GIVEN PROBLEM — Without skipping anything, write out each record below exactly.

[Extracted data entries]
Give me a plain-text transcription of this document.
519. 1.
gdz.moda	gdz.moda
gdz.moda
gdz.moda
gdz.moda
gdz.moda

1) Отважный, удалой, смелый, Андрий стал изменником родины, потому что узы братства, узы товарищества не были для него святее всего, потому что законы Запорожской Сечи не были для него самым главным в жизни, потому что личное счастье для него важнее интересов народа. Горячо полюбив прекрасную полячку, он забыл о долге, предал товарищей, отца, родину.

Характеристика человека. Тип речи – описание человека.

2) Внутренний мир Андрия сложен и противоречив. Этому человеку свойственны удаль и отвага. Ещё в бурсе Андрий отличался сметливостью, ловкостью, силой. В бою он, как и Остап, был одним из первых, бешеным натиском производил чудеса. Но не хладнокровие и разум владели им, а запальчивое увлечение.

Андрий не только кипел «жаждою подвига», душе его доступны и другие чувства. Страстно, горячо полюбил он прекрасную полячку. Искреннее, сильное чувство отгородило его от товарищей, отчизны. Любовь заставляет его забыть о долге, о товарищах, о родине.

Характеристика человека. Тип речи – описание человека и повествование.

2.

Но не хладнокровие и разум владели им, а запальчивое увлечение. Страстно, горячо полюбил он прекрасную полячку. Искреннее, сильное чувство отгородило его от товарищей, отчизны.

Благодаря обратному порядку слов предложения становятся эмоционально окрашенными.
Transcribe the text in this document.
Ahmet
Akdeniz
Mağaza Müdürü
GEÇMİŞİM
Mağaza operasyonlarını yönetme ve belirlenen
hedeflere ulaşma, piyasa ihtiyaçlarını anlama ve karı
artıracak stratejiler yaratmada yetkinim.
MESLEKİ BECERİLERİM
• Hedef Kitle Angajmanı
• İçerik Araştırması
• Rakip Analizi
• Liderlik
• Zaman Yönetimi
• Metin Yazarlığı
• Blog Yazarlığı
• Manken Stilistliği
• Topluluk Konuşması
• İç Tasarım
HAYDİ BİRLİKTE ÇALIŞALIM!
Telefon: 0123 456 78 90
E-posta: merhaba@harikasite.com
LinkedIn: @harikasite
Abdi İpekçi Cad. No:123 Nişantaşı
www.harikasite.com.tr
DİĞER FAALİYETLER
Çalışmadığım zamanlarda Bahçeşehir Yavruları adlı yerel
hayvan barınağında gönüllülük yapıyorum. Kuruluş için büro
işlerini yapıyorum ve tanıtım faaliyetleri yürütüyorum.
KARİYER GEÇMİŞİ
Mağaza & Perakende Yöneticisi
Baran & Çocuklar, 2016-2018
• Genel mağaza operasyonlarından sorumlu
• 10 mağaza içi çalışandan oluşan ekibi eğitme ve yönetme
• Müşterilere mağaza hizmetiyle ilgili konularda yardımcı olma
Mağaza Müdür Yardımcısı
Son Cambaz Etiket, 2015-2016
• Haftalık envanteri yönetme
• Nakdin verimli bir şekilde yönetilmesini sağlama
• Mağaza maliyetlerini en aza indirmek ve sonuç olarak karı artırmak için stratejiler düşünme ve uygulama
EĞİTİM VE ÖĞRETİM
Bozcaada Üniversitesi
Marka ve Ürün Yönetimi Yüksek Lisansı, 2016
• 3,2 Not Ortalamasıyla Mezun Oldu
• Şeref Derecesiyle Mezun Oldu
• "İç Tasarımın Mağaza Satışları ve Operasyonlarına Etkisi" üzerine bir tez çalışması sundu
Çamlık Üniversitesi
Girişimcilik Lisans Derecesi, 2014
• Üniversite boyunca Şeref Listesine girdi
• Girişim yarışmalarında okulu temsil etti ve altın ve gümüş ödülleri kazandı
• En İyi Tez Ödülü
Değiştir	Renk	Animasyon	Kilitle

RESULT FOR THIS TASK —
Give me a plain-text transcription of this document.
519. 1.
gdz.moda	gdz.moda
gdz.moda
gdz.moda
gdz.moda
gdz.moda

1) Отважный, удалой, смелый, Андрий стал изменником родины, потому что узы братства, узы товарищества не были для него святее всего, потому что законы Запорожской Сечи не были для него самым главным в жизни, потому что личное счастье для него важнее интересов народа. Горячо полюбив прекрасную полячку, он забыл о долге, предал товарищей, отца, родину.

Характеристика человека. Тип речи – описание человека.

2) Внутренний мир Андрия сложен и противоречив. Этому человеку свойственны удаль и отвага. Ещё в бурсе Андрий отличался сметливостью, ловкостью, силой. В бою он, как и Остап, был одним из первых, бешеным натиском производил чудеса. Но не хладнокровие и разум владели им, а запальчивое увлечение.

Андрий не только кипел «жаждою подвига», душе его доступны и другие чувства. Страстно, горячо полюбил он прекрасную полячку. Искреннее, сильное чувство отгородило его от товарищей, отчизны. Любовь заставляет его забыть о долге, о товарищах, о родине.

Характеристика человека. Тип речи – описание человека и повествование.

2.

Но не хладнокровие и разум владели им, а запальчивое увлечение. Страстно, горячо полюбил он прекрасную полячку. Искреннее, сильное чувство отгородило его от товарищей, отчизны.

Благодаря обратному порядку слов предложения становятся эмоционально окрашенными.
Transcribe the text in this document.
Ahmet
Akdeniz
Mağaza Müdürü
GEÇMİŞİM
Mağaza operasyonlarını yönetme ve belirlenen
hedeflere ulaşma, piyasa ihtiyaçlarını anlama ve karı
artıracak stratejiler yaratmada yetkinim.
MESLEKİ BECERİLERİM
• Hedef Kitle Angajmanı
• İçerik Araştırması
• Rakip Analizi
• Liderlik
• Zaman Yönetimi
• Metin Yazarlığı
• Blog Yazarlığı
• Manken Stilistliği
• Topluluk Konuşması
• İç Tasarım
HAYDİ BİRLİKTE ÇALIŞALIM!
Telefon: 0123 456 78 90
E-posta: merhaba@harikasite.com
LinkedIn: @harikasite
Abdi İpekçi Cad. No:123 Nişantaşı
www.harikasite.com.tr
DİĞER FAALİYETLER
Çalışmadığım zamanlarda Bahçeşehir Yavruları adlı yerel
hayvan barınağında gönüllülük yapıyorum. Kuruluş için büro
işlerini yapıyorum ve tanıtım faaliyetleri yürütüyorum.
KARİYER GEÇMİŞİ
Mağaza & Perakende Yöneticisi
Baran & Çocuklar, 2016-2018
• Genel mağaza operasyonlarından sorumlu
• 10 mağaza içi çalışandan oluşan ekibi eğitme ve yönetme
• Müşterilere mağaza hizmetiyle ilgili konularda yardımcı olma
Mağaza Müdür Yardımcısı
Son Cambaz Etiket, 2015-2016
• Haftalık envanteri yönetme
• Nakdin verimli bir şekilde yönetilmesini sağlama
• Mağaza maliyetlerini en aza indirmek ve sonuç olarak karı artırmak için stratejiler düşünme ve uygulama
EĞİTİM VE ÖĞRETİM
Bozcaada Üniversitesi
Marka ve Ürün Yönetimi Yüksek Lisansı, 2016
• 3,2 Not Ortalamasıyla Mezun Oldu
• Şeref Derecesiyle Mezun Oldu
• "İç Tasarımın Mağaza Satışları ve Operasyonlarına Etkisi" üzerine bir tez çalışması sundu
Çamlık Üniversitesi
Girişimcilik Lisans Derecesi, 2014
• Üniversite boyunca Şeref Listesine girdi
• Girişim yarışmalarında okulu temsil etti ve altın ve gümüş ödülleri kazandı
• En İyi Tez Ödülü
Değiştir	Renk	Animasyon	Kilitle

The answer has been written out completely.